- Aim of the task -
Work out how many lines hold the string "label". Give that number and nothing more.

**********

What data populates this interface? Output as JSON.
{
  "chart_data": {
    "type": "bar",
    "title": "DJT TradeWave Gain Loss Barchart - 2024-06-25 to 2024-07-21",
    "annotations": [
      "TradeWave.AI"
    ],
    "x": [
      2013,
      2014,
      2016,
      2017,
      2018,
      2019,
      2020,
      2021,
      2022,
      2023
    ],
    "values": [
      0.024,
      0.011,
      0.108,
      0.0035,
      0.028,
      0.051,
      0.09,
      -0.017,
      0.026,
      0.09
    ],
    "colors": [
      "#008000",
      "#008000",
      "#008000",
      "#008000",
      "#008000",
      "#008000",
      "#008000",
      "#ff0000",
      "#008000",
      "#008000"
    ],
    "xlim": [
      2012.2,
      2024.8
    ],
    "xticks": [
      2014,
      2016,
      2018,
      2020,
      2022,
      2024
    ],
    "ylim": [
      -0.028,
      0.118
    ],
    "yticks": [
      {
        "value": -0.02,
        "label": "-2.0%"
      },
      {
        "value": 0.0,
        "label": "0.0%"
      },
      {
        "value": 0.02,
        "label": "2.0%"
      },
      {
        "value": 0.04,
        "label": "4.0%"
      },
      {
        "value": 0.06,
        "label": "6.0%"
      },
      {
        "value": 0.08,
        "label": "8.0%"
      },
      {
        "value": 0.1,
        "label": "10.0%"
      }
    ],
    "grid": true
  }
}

**********

- The output -
7